Supplied text
• • • •

Getting the most out of your hourly workforce
A caulking business owner turns to Ask FSB for ideas on motivating foot-dragging workers.
(FORTUNE Small Business) -- Dear FSB: My uncle would like me to take over the family commercial caulking business, and right now, I am working with the caulkers in the field, learning the job and making sure they do not drag their feet. Unfortunately, the workers, who are paid by the hour, do just that. They are in no rush to get the job done, and though we profit-share at the end of the year, it seems like that is not enough motivation. What are alternative wage methods that other businesses like mine use to pay their employees and increase production?
- Edward Zachris, Richmond
Dear Edward: Motivating employees can be difficult for anyone, but the source of your frustration might actually be a great opportunity in disguise.
By learning the ropes of a family business from the ground up, you can see the company as your employees do - invaluable information for any boss.
"The first step is to get inside the minds of your employees," said Eric Boehme, a veteran in information technology management and consulting who writes about these sorts of issues as the "The Blogging Boss." "You need to understand how they think. That means you have to spend quite a bit of time observing what they do, how they do it, and how they feel. You also must understand what motivates someone to do the job you are paying them to do."
So rather than just assume some employees aren't working fast enough because they are lazy or would do better on a salary, a closer look - and more communication with your employees - might uncover deeper issues.
If you find out your workers simply aren't happy, Boehme says, "this is not their problem. It is your problem."
Yup, the downside of being the boss - if it's broke, workers will look to your leadership to fix it.

• • • •

Task instructions
#1 Translate this sentence from the advice column into Spanish: "Motivating employees can be difficult for anyone, but the source of your frustration might actually be a great opportunity in disguise."
#2 In the advice column, what does Eric Boehme name as the first step?
#3 From the advice column, print the passage starting with "Getting the most" and going on through "and increase production?".

• • • •

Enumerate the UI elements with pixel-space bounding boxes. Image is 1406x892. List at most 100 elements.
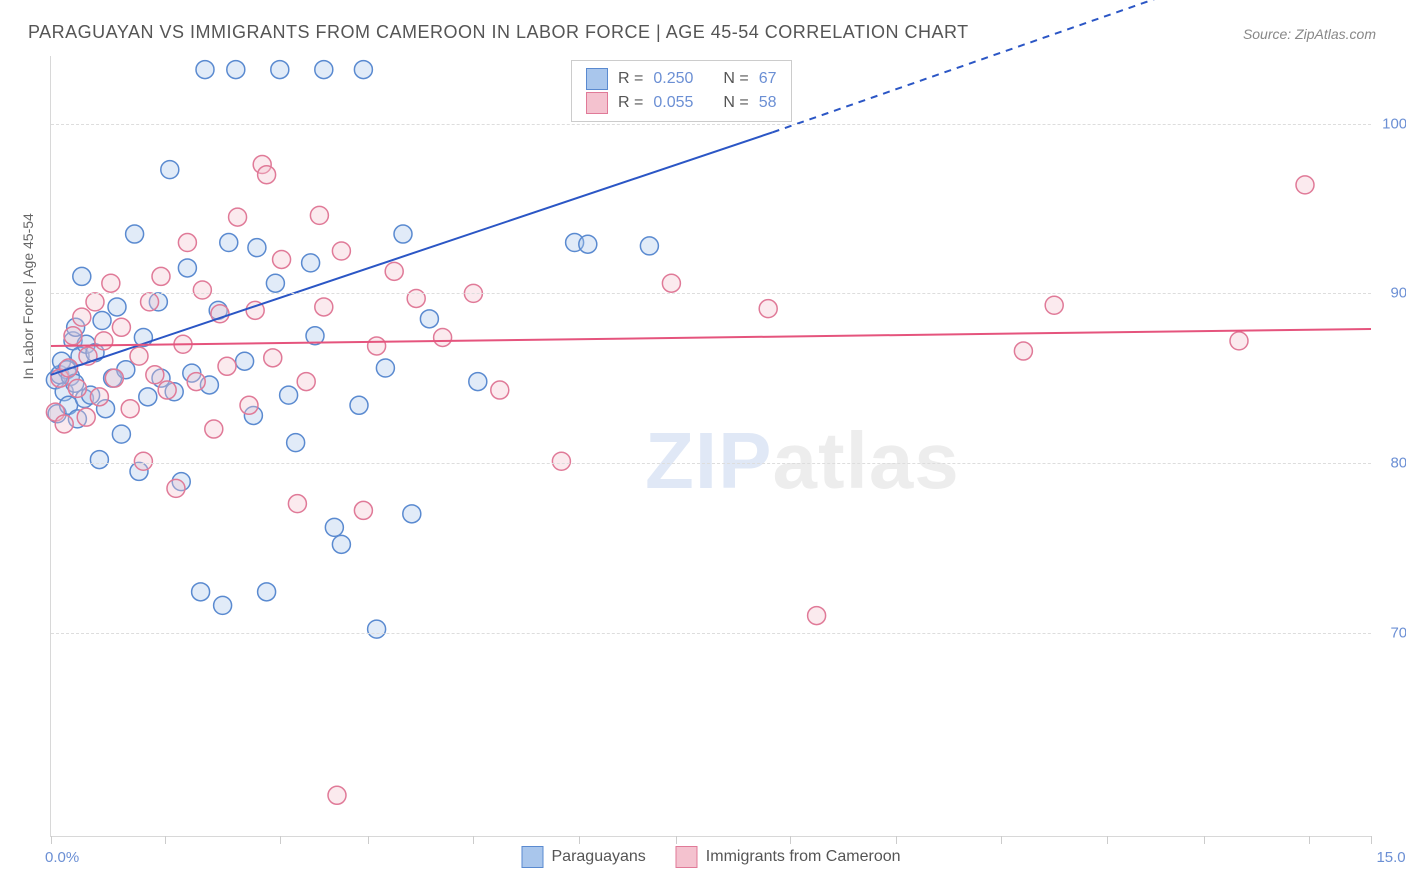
x-tick bbox=[1001, 836, 1002, 844]
scatter-point bbox=[248, 239, 266, 257]
plot-area: R = 0.250 N = 67 R = 0.055 N = 58 ZIPatl… bbox=[50, 56, 1371, 837]
stat-n-value-1: 67 bbox=[759, 70, 777, 88]
x-axis-min-label: 0.0% bbox=[45, 849, 79, 866]
y-tick-label: 70.0% bbox=[1390, 624, 1406, 641]
scatter-point bbox=[68, 379, 86, 397]
legend-item-1-label: Paraguayans bbox=[551, 848, 645, 866]
scatter-point bbox=[325, 518, 343, 536]
scatter-point bbox=[90, 388, 108, 406]
legend-bottom-swatch-pink bbox=[676, 846, 698, 868]
scatter-point bbox=[220, 234, 238, 252]
scatter-point bbox=[227, 61, 245, 79]
scatter-point bbox=[112, 318, 130, 336]
stat-n-value-2: 58 bbox=[759, 94, 777, 112]
stat-r-value-2: 0.055 bbox=[653, 94, 693, 112]
legend-item-2: Immigrants from Cameroon bbox=[676, 846, 901, 868]
gridline-horizontal bbox=[51, 124, 1371, 125]
scatter-point bbox=[368, 620, 386, 638]
gridline-horizontal bbox=[51, 633, 1371, 634]
scatter-point bbox=[350, 396, 368, 414]
x-tick bbox=[473, 836, 474, 844]
scatter-point bbox=[193, 281, 211, 299]
x-tick bbox=[280, 836, 281, 844]
scatter-point bbox=[258, 583, 276, 601]
stat-r-value-1: 0.250 bbox=[653, 70, 693, 88]
x-tick bbox=[1204, 836, 1205, 844]
scatter-point bbox=[394, 225, 412, 243]
scatter-point bbox=[1296, 176, 1314, 194]
x-axis-max-label: 15.0% bbox=[1376, 849, 1406, 866]
scatter-point bbox=[759, 300, 777, 318]
scatter-point bbox=[808, 607, 826, 625]
scatter-point bbox=[640, 237, 658, 255]
stat-r-label: R = bbox=[618, 94, 643, 112]
scatter-point bbox=[302, 254, 320, 272]
scatter-point bbox=[1014, 342, 1032, 360]
scatter-point bbox=[407, 289, 425, 307]
scatter-point bbox=[368, 337, 386, 355]
scatter-point bbox=[328, 786, 346, 804]
legend-stat-row-2: R = 0.055 N = 58 bbox=[586, 91, 777, 115]
scatter-point bbox=[86, 293, 104, 311]
legend-stat-row-1: R = 0.250 N = 67 bbox=[586, 67, 777, 91]
gridline-horizontal bbox=[51, 293, 1371, 294]
scatter-point bbox=[130, 347, 148, 365]
gridline-horizontal bbox=[51, 463, 1371, 464]
scatter-point bbox=[205, 420, 223, 438]
scatter-point bbox=[258, 166, 276, 184]
legend-bottom: Paraguayans Immigrants from Cameroon bbox=[521, 846, 900, 868]
scatter-point bbox=[93, 312, 111, 330]
scatter-point bbox=[192, 583, 210, 601]
scatter-point bbox=[73, 308, 91, 326]
chart-title: PARAGUAYAN VS IMMIGRANTS FROM CAMEROON I… bbox=[28, 22, 969, 43]
scatter-point bbox=[121, 400, 139, 418]
x-tick bbox=[579, 836, 580, 844]
scatter-point bbox=[167, 479, 185, 497]
scatter-point bbox=[108, 298, 126, 316]
scatter-point bbox=[315, 298, 333, 316]
scatter-point bbox=[1045, 296, 1063, 314]
scatter-point bbox=[376, 359, 394, 377]
scatter-point bbox=[152, 267, 170, 285]
scatter-point bbox=[214, 596, 232, 614]
scatter-point bbox=[126, 225, 144, 243]
legend-swatch-pink bbox=[586, 92, 608, 114]
y-tick-label: 80.0% bbox=[1390, 454, 1406, 471]
scatter-point bbox=[112, 425, 130, 443]
scatter-point bbox=[434, 328, 452, 346]
scatter-point bbox=[146, 366, 164, 384]
scatter-point bbox=[178, 259, 196, 277]
scatter-point bbox=[271, 61, 289, 79]
scatter-point bbox=[354, 501, 372, 519]
scatter-point bbox=[77, 408, 95, 426]
scatter-point bbox=[55, 415, 73, 433]
source-attribution: Source: ZipAtlas.com bbox=[1243, 26, 1376, 42]
stat-n-label: N = bbox=[723, 94, 748, 112]
scatter-point bbox=[273, 250, 291, 268]
scatter-point bbox=[90, 451, 108, 469]
x-tick bbox=[51, 836, 52, 844]
scatter-point bbox=[161, 161, 179, 179]
scatter-point bbox=[310, 206, 328, 224]
legend-item-1: Paraguayans bbox=[521, 846, 645, 868]
scatter-point bbox=[240, 396, 258, 414]
scatter-point bbox=[178, 234, 196, 252]
scatter-point bbox=[288, 495, 306, 513]
x-tick bbox=[165, 836, 166, 844]
x-tick bbox=[1371, 836, 1372, 844]
scatter-point bbox=[552, 452, 570, 470]
scatter-point bbox=[266, 274, 284, 292]
scatter-point bbox=[229, 208, 247, 226]
scatter-point bbox=[102, 274, 120, 292]
scatter-point bbox=[385, 262, 403, 280]
scatter-point bbox=[280, 386, 298, 404]
scatter-point bbox=[315, 61, 333, 79]
legend-swatch-blue bbox=[586, 68, 608, 90]
scatter-point bbox=[105, 369, 123, 387]
x-tick bbox=[896, 836, 897, 844]
scatter-point bbox=[196, 61, 214, 79]
legend-statistics: R = 0.250 N = 67 R = 0.055 N = 58 bbox=[571, 60, 792, 122]
trend-line-extrapolation bbox=[773, 0, 1283, 132]
x-tick bbox=[676, 836, 677, 844]
scatter-svg bbox=[51, 56, 1371, 836]
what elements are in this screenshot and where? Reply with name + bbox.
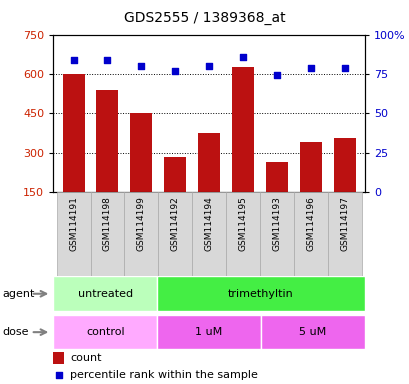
Point	[273, 73, 279, 79]
Bar	[231, 67, 253, 192]
Text: percentile rank within the sample: percentile rank within the sample	[70, 370, 258, 381]
Text: 1 uM: 1 uM	[195, 327, 222, 337]
Bar	[53, 276, 157, 311]
Bar	[259, 192, 293, 276]
Text: GDS2555 / 1389368_at: GDS2555 / 1389368_at	[124, 11, 285, 25]
Point	[70, 57, 77, 63]
Point	[56, 372, 62, 379]
Text: GSM114199: GSM114199	[137, 196, 146, 251]
Point	[205, 63, 212, 69]
Text: 5 uM: 5 uM	[299, 327, 326, 337]
Text: GSM114196: GSM114196	[306, 196, 315, 251]
Text: GSM114193: GSM114193	[272, 196, 281, 251]
Text: count: count	[70, 353, 102, 363]
Bar	[164, 157, 186, 192]
Text: GSM114197: GSM114197	[339, 196, 348, 251]
Bar	[158, 192, 192, 276]
Bar	[157, 315, 261, 349]
Bar	[53, 315, 157, 349]
Point	[171, 68, 178, 74]
Bar	[96, 90, 118, 192]
Point	[138, 63, 144, 69]
Text: control: control	[86, 327, 124, 337]
Point	[340, 65, 347, 71]
Bar	[225, 192, 259, 276]
Bar	[53, 352, 64, 364]
Point	[104, 57, 110, 63]
Text: dose: dose	[2, 327, 29, 337]
Bar	[299, 142, 321, 192]
Text: agent: agent	[2, 289, 34, 299]
Point	[307, 65, 313, 71]
Bar	[56, 192, 90, 276]
Text: trimethyltin: trimethyltin	[227, 289, 293, 299]
Bar	[198, 133, 220, 192]
Text: GSM114191: GSM114191	[69, 196, 78, 251]
Bar	[261, 315, 364, 349]
Bar	[157, 276, 364, 311]
Bar	[293, 192, 327, 276]
Bar	[333, 138, 355, 192]
Text: untreated: untreated	[77, 289, 133, 299]
Text: GSM114192: GSM114192	[170, 196, 179, 251]
Bar	[192, 192, 225, 276]
Bar	[265, 162, 287, 192]
Bar	[90, 192, 124, 276]
Point	[239, 53, 246, 60]
Text: GSM114198: GSM114198	[103, 196, 112, 251]
Text: GSM114195: GSM114195	[238, 196, 247, 251]
Bar	[63, 74, 84, 192]
Bar	[130, 113, 152, 192]
Text: GSM114194: GSM114194	[204, 196, 213, 251]
Bar	[124, 192, 158, 276]
Bar	[327, 192, 361, 276]
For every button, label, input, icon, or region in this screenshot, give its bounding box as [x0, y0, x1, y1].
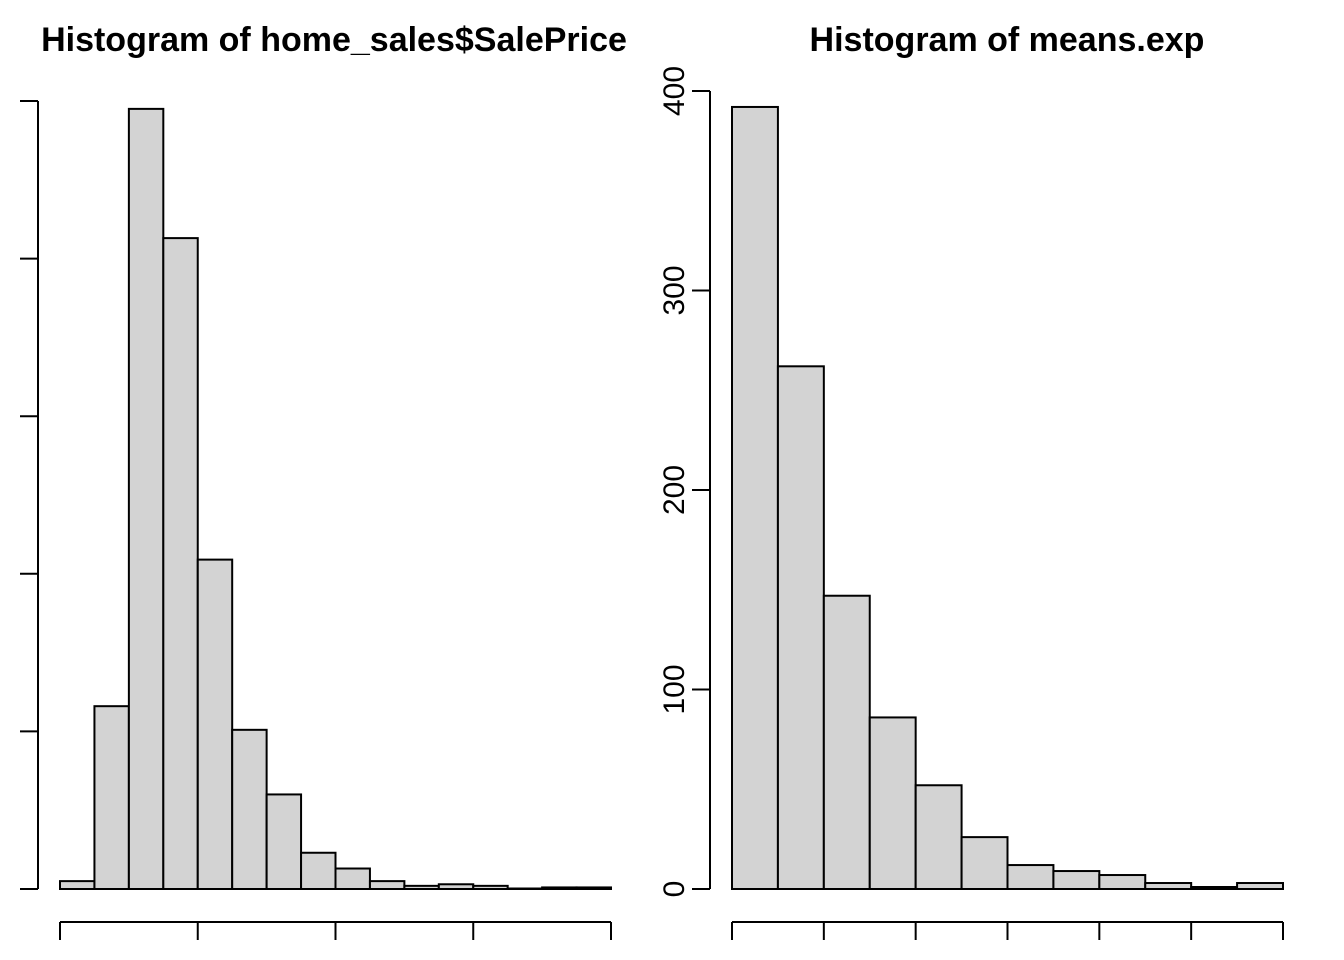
histogram-saleprice-bar	[300, 851, 337, 891]
histogram-saleprice-bar	[334, 867, 371, 891]
histogram-means-exp-bar	[1144, 882, 1193, 891]
histogram-means-exp-bar	[776, 365, 825, 890]
histogram-means-exp-x-axis	[731, 921, 1284, 940]
histogram-means-exp-bar	[914, 784, 963, 891]
histogram-means-exp-bar	[1098, 874, 1147, 890]
histogram-means-exp-bar	[822, 594, 871, 890]
histogram-means-exp-title: Histogram of means.exp	[810, 21, 1205, 59]
histogram-means-exp-bar	[1236, 882, 1285, 891]
histogram-saleprice-title: Histogram of home_sales$SalePrice	[41, 21, 627, 59]
histogram-saleprice-bar	[541, 886, 578, 891]
histogram-means-exp-bar	[731, 105, 779, 890]
histogram-means-exp-panel: Histogram of means.exp 0 100 200 300 400	[658, 21, 1285, 940]
y-axis-tick-label: 100	[658, 664, 691, 714]
histogram-saleprice-bars	[59, 107, 612, 891]
y-axis-tick-label: 200	[658, 465, 691, 515]
histogram-saleprice-bar	[93, 705, 130, 891]
histogram-saleprice-x-axis	[59, 921, 612, 940]
histogram-saleprice-bar	[472, 884, 509, 891]
histogram-saleprice-bar	[403, 884, 440, 891]
histogram-saleprice-bar	[575, 886, 612, 891]
histogram-saleprice-bar	[368, 880, 406, 890]
histogram-means-exp-bar	[868, 716, 917, 890]
histogram-saleprice-bar	[265, 793, 303, 890]
histogram-means-exp-bar	[1006, 864, 1055, 890]
histogram-saleprice-panel: Histogram of home_sales$SalePrice	[20, 21, 627, 940]
y-axis-tick-label: 400	[658, 66, 691, 116]
histogram-means-exp-bar	[1190, 886, 1239, 891]
histogram-means-exp-bar	[1052, 870, 1101, 890]
histogram-saleprice-bar	[196, 558, 234, 891]
y-axis-tick-label: 0	[658, 881, 691, 898]
histogram-means-exp-bars	[731, 105, 1285, 891]
histogram-saleprice-bar	[59, 880, 96, 890]
histogram-saleprice-bar	[506, 887, 544, 890]
histogram-saleprice-bar	[162, 237, 199, 890]
y-axis-tick-label: 300	[658, 265, 691, 315]
histogram-saleprice-y-axis	[20, 100, 39, 890]
histogram-saleprice-bar	[127, 107, 165, 890]
histogram-saleprice-bar	[231, 728, 268, 890]
histogram-means-exp-y-axis: 0 100 200 300 400	[658, 66, 711, 898]
histogram-means-exp-bar	[960, 836, 1009, 891]
histogram-saleprice-bar	[437, 883, 475, 890]
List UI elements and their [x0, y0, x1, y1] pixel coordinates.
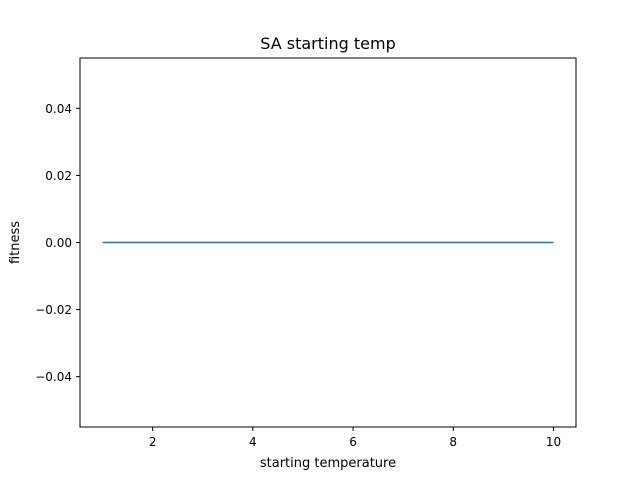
ticks: 2 4 6 8 10 −0.04 −0.02 0.00 0.02 0.04	[35, 102, 561, 449]
x-tick-label: 8	[449, 435, 457, 449]
y-axis-label: fitness	[8, 221, 23, 264]
x-tick-label: 2	[149, 435, 157, 449]
chart-title: SA starting temp	[260, 34, 395, 53]
y-tick-label: 0.00	[45, 236, 72, 250]
x-tick-label: 6	[349, 435, 357, 449]
y-tick-label: −0.02	[35, 303, 72, 317]
y-tick-label: 0.02	[45, 169, 72, 183]
axes-frame	[79, 57, 577, 428]
y-tick-label: −0.04	[35, 370, 72, 384]
x-axis-label: starting temperature	[260, 456, 396, 471]
x-tick-label: 4	[249, 435, 257, 449]
x-tick-label: 10	[546, 435, 561, 449]
y-tick-label: 0.04	[45, 102, 72, 116]
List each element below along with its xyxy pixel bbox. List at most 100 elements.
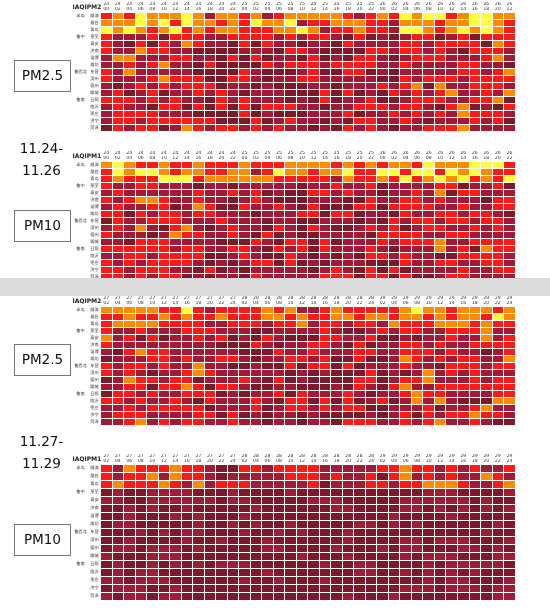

• • • •

Answers to the exercises
#1 Motivar a los empleados puede ser difícil para cualquiera, pero el origen de tu frustración podría ser en realidad una gran oportunidad disfrazada.

#2 The first step is to get inside the minds of your employees.

#3
Getting the most out of your hourly workforce
A caulking business owner turns to Ask FSB for ideas on motivating foot-dragging workers.
(FORTUNE Small Business) -- Dear FSB: My uncle would like me to take over the family commercial caulking business, and right now, I am working with the caulkers in the field, learning the job and making sure they do not drag their feet. Unfortunately, the workers, who are paid by the hour, do just that. They are in no rush to get the job done, and though we profit-share at the end of the year, it seems like that is not enough motivation. What are alternative wage methods that other businesses like mine use to pay their employees and increase production?